- WORK TO COMPLETE -
Gather every line below where "category" appears.

- RECORDS FOR THE TASK -

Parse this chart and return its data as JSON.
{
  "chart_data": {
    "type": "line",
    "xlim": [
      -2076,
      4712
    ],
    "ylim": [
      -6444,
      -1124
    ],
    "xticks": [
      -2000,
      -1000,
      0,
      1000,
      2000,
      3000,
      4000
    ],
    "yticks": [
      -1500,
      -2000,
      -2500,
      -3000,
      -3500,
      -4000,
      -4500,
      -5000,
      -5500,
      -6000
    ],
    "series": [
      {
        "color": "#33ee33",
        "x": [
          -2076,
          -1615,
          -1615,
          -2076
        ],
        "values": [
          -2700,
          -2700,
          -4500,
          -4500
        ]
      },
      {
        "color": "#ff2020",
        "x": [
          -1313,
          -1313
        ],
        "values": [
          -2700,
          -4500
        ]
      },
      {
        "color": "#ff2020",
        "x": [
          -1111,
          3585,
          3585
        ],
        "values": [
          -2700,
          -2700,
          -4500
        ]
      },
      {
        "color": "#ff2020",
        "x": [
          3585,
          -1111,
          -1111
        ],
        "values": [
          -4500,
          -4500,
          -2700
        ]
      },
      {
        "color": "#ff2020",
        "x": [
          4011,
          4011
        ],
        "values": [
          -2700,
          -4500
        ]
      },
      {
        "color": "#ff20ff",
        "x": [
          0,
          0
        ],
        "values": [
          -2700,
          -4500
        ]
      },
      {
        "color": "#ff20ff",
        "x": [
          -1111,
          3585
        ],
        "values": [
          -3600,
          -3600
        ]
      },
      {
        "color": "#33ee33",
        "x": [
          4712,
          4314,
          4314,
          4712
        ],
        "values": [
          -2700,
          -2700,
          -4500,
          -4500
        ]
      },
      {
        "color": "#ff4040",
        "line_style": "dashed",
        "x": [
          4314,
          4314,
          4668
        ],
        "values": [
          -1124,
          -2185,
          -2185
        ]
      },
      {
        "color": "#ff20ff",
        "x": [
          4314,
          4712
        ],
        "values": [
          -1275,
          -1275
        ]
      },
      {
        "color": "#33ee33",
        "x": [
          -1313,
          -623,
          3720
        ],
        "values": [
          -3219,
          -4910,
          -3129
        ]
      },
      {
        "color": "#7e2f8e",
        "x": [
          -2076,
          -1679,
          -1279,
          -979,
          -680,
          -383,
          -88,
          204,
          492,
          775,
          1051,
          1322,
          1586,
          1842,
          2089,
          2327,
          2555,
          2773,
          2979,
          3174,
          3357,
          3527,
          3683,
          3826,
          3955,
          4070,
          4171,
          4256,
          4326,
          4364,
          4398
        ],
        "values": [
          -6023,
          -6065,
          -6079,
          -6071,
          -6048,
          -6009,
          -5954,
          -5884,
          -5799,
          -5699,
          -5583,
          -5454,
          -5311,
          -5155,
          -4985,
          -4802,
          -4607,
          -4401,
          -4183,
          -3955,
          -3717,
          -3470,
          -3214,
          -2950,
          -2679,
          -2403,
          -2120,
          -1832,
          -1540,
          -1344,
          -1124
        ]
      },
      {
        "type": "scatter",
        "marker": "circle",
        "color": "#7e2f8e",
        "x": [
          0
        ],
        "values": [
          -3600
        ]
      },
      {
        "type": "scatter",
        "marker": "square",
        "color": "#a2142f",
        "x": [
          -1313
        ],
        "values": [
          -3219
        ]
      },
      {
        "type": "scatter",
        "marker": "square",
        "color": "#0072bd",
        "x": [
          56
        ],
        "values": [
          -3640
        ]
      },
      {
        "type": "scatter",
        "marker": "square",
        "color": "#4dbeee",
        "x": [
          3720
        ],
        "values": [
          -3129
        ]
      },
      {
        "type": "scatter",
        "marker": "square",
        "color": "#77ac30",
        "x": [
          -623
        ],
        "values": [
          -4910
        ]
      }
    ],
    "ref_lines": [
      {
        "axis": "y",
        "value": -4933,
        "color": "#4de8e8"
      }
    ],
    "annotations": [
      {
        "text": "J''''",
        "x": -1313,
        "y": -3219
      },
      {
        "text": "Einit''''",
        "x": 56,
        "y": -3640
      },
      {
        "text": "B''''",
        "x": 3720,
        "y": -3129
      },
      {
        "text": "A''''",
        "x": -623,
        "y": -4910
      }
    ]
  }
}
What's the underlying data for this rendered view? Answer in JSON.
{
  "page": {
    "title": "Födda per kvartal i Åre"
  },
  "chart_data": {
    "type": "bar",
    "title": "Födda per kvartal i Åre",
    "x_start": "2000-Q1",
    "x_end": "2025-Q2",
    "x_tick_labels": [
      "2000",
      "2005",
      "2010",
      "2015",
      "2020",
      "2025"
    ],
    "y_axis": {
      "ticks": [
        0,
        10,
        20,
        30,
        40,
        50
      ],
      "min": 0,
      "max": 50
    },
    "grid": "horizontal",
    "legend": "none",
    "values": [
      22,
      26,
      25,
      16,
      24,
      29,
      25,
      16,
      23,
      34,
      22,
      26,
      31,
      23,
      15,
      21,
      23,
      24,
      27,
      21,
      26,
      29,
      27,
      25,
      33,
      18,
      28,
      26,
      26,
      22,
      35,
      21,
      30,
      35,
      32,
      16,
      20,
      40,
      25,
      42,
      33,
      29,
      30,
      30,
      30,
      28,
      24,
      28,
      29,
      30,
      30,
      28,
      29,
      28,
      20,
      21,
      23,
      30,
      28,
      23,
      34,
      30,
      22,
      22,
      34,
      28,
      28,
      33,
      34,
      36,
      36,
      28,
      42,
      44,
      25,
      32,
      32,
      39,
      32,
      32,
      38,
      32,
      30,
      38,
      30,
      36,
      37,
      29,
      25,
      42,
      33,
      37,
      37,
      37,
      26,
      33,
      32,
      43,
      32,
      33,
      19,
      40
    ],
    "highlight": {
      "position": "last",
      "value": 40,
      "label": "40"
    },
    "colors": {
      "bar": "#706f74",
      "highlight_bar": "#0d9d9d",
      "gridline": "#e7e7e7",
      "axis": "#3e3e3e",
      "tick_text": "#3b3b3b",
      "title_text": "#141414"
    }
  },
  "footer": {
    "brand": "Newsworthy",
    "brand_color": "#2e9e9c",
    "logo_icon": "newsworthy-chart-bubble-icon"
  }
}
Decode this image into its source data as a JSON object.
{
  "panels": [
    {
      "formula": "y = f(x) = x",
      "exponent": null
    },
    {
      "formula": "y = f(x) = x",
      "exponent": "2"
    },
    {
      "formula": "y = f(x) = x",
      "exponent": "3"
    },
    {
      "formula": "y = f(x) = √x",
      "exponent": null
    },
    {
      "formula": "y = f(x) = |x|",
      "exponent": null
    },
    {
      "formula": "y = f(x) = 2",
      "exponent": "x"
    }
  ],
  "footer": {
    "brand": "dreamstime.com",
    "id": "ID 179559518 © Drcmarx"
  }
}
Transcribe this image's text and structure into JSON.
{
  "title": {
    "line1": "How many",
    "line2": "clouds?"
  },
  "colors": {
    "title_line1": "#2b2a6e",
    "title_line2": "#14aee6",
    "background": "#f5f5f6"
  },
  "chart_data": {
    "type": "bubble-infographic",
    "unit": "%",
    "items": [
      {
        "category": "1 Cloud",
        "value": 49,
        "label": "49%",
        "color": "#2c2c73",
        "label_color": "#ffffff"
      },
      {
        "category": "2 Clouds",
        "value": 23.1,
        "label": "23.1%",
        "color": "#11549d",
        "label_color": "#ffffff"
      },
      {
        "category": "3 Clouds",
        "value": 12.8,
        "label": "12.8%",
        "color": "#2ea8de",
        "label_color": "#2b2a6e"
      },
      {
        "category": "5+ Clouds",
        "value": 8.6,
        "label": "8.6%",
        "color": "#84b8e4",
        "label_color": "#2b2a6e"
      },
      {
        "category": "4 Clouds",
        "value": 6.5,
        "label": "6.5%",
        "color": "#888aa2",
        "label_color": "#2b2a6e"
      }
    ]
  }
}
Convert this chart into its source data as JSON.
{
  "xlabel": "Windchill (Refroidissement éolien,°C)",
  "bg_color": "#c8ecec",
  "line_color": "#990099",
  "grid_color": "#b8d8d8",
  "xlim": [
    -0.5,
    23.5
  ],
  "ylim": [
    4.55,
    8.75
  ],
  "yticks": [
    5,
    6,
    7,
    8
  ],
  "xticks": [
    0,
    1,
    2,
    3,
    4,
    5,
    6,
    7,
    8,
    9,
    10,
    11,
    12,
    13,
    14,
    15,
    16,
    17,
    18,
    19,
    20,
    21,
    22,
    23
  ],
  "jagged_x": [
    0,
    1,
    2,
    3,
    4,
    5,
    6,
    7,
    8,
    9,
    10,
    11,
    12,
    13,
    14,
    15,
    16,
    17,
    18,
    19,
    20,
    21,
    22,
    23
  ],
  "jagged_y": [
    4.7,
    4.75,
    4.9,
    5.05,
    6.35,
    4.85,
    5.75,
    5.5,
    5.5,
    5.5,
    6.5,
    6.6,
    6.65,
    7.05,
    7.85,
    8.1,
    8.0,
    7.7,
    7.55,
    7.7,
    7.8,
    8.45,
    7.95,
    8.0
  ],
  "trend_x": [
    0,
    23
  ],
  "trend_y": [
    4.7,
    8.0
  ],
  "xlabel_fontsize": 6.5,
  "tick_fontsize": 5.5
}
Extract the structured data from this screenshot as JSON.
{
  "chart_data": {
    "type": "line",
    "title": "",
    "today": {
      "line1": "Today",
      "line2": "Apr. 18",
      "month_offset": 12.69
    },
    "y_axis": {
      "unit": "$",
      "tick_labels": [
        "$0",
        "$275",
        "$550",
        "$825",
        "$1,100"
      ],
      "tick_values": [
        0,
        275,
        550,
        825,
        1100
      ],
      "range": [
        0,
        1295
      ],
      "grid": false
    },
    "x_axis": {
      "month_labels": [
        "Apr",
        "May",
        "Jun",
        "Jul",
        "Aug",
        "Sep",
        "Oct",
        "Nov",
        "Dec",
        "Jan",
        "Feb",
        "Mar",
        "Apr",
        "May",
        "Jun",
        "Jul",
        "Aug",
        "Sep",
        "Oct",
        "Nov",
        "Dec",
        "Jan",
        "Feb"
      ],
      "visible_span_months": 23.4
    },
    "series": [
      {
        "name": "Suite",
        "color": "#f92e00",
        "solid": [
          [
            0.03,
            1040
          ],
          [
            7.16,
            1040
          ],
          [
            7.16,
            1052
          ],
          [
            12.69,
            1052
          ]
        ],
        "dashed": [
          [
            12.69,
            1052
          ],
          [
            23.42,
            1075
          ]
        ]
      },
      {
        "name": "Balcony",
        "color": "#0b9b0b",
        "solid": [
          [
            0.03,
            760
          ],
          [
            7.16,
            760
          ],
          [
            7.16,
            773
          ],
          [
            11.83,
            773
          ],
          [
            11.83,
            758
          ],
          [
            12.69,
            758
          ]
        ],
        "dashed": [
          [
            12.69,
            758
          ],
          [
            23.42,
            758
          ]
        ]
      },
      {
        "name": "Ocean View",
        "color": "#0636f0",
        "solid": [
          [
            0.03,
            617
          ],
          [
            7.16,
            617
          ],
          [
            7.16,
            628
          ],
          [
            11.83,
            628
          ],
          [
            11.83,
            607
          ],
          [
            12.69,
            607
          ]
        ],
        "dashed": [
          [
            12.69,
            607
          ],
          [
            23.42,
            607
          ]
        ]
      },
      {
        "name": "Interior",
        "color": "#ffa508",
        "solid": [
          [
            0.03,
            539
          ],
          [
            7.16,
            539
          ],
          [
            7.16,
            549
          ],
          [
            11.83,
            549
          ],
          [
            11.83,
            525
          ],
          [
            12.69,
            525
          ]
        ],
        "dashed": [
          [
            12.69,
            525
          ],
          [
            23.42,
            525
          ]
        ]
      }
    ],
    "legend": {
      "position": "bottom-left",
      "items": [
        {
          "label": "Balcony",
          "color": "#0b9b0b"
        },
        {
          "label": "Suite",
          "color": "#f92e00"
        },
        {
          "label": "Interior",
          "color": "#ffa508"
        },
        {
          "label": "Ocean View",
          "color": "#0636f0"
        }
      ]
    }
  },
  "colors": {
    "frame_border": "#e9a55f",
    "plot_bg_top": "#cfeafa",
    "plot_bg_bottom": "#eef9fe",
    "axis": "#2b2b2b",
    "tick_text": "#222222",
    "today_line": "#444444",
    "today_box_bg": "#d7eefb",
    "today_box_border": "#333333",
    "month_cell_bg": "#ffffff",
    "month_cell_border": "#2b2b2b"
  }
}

- RESPONSE FOR THIS EXERCISE -
        "category": "1 Cloud",
        "category": "2 Clouds",
        "category": "3 Clouds",
        "category": "5+ Clouds",
        "category": "4 Clouds",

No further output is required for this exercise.